▸ **DO THIS**: Under this task are some entries; return every one of them exactly.
---------- INPUT MATERIAL ----------
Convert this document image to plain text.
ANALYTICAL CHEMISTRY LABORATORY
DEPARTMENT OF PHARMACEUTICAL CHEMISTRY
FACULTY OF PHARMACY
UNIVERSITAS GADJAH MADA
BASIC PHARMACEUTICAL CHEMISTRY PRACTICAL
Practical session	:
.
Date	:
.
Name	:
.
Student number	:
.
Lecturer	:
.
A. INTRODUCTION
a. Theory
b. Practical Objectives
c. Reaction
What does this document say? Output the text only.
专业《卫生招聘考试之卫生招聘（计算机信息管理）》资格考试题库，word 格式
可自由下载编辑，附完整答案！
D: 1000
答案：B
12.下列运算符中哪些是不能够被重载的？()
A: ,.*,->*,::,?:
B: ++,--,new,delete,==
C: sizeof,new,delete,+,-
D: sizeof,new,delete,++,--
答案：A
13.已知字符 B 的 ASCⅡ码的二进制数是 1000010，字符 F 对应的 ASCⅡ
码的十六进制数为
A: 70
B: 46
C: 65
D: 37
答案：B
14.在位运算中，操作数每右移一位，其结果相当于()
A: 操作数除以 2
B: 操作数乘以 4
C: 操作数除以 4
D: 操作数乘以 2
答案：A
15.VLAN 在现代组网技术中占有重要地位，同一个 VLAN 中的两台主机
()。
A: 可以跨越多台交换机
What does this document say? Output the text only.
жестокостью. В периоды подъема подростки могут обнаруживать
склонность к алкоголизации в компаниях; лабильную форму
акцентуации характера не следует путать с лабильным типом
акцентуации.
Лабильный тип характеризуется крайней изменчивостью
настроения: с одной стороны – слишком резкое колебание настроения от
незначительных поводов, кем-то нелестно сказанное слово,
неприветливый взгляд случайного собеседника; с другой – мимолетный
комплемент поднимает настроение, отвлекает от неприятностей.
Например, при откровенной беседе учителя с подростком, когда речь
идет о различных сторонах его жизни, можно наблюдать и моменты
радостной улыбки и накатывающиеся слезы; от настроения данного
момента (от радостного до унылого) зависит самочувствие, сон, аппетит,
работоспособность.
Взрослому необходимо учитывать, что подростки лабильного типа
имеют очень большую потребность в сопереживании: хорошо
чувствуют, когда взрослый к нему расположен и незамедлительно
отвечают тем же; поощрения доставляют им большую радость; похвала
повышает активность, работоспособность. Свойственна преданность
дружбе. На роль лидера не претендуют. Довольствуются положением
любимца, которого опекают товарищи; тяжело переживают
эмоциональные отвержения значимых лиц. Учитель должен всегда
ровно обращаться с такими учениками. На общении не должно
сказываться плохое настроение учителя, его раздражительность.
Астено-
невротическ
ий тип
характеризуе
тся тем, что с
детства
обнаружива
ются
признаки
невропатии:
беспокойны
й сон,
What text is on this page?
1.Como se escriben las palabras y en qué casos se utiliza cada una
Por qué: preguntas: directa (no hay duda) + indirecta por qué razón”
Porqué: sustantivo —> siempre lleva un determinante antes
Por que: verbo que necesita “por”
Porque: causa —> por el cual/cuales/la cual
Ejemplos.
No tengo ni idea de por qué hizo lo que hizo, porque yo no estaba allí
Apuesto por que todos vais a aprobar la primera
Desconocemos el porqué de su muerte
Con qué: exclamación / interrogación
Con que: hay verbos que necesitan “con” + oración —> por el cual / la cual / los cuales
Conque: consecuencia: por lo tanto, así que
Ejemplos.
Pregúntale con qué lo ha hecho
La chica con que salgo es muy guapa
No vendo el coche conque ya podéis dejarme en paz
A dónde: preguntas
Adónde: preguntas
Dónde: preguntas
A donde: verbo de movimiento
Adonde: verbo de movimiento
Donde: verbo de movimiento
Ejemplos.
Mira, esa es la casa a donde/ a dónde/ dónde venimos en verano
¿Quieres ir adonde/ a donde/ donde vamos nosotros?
----------
▸ **COMPLETED TASK**:
Convert this document image to plain text.
ANALYTICAL CHEMISTRY LABORATORY
DEPARTMENT OF PHARMACEUTICAL CHEMISTRY
FACULTY OF PHARMACY
UNIVERSITAS GADJAH MADA
BASIC PHARMACEUTICAL CHEMISTRY PRACTICAL
Practical session	:
.
Date	:
.
Name	:
.
Student number	:
.
Lecturer	:
.
A. INTRODUCTION
a. Theory
b. Practical Objectives
c. Reaction
What does this document say? Output the text only.
专业《卫生招聘考试之卫生招聘（计算机信息管理）》资格考试题库，word 格式
可自由下载编辑，附完整答案！
D: 1000
答案：B
12.下列运算符中哪些是不能够被重载的？()
A: ,.*,->*,::,?:
B: ++,--,new,delete,==
C: sizeof,new,delete,+,-
D: sizeof,new,delete,++,--
答案：A
13.已知字符 B 的 ASCⅡ码的二进制数是 1000010，字符 F 对应的 ASCⅡ
码的十六进制数为
A: 70
B: 46
C: 65
D: 37
答案：B
14.在位运算中，操作数每右移一位，其结果相当于()
A: 操作数除以 2
B: 操作数乘以 4
C: 操作数除以 4
D: 操作数乘以 2
答案：A
15.VLAN 在现代组网技术中占有重要地位，同一个 VLAN 中的两台主机
()。
A: 可以跨越多台交换机
What does this document say? Output the text only.
жестокостью. В периоды подъема подростки могут обнаруживать
склонность к алкоголизации в компаниях; лабильную форму
акцентуации характера не следует путать с лабильным типом
акцентуации.
Лабильный тип характеризуется крайней изменчивостью
настроения: с одной стороны – слишком резкое колебание настроения от
незначительных поводов, кем-то нелестно сказанное слово,
неприветливый взгляд случайного собеседника; с другой – мимолетный
комплемент поднимает настроение, отвлекает от неприятностей.
Например, при откровенной беседе учителя с подростком, когда речь
идет о различных сторонах его жизни, можно наблюдать и моменты
радостной улыбки и накатывающиеся слезы; от настроения данного
момента (от радостного до унылого) зависит самочувствие, сон, аппетит,
работоспособность.
Взрослому необходимо учитывать, что подростки лабильного типа
имеют очень большую потребность в сопереживании: хорошо
чувствуют, когда взрослый к нему расположен и незамедлительно
отвечают тем же; поощрения доставляют им большую радость; похвала
повышает активность, работоспособность. Свойственна преданность
дружбе. На роль лидера не претендуют. Довольствуются положением
любимца, которого опекают товарищи; тяжело переживают
эмоциональные отвержения значимых лиц. Учитель должен всегда
ровно обращаться с такими учениками. На общении не должно
сказываться плохое настроение учителя, его раздражительность.
Астено-
невротическ
ий тип
характеризуе
тся тем, что с
детства
обнаружива
ются
признаки
невропатии:
беспокойны
й сон,
What text is on this page?
1.Como se escriben las palabras y en qué casos se utiliza cada una
Por qué: preguntas: directa (no hay duda) + indirecta por qué razón”
Porqué: sustantivo —> siempre lleva un determinante antes
Por que: verbo que necesita “por”
Porque: causa —> por el cual/cuales/la cual
Ejemplos.
No tengo ni idea de por qué hizo lo que hizo, porque yo no estaba allí
Apuesto por que todos vais a aprobar la primera
Desconocemos el porqué de su muerte
Con qué: exclamación / interrogación
Con que: hay verbos que necesitan “con” + oración —> por el cual / la cual / los cuales
Conque: consecuencia: por lo tanto, así que
Ejemplos.
Pregúntale con qué lo ha hecho
La chica con que salgo es muy guapa
No vendo el coche conque ya podéis dejarme en paz
A dónde: preguntas
Adónde: preguntas
Dónde: preguntas
A donde: verbo de movimiento
Adonde: verbo de movimiento
Donde: verbo de movimiento
Ejemplos.
Mira, esa es la casa a donde/ a dónde/ dónde venimos en verano
¿Quieres ir adonde/ a donde/ donde vamos nosotros?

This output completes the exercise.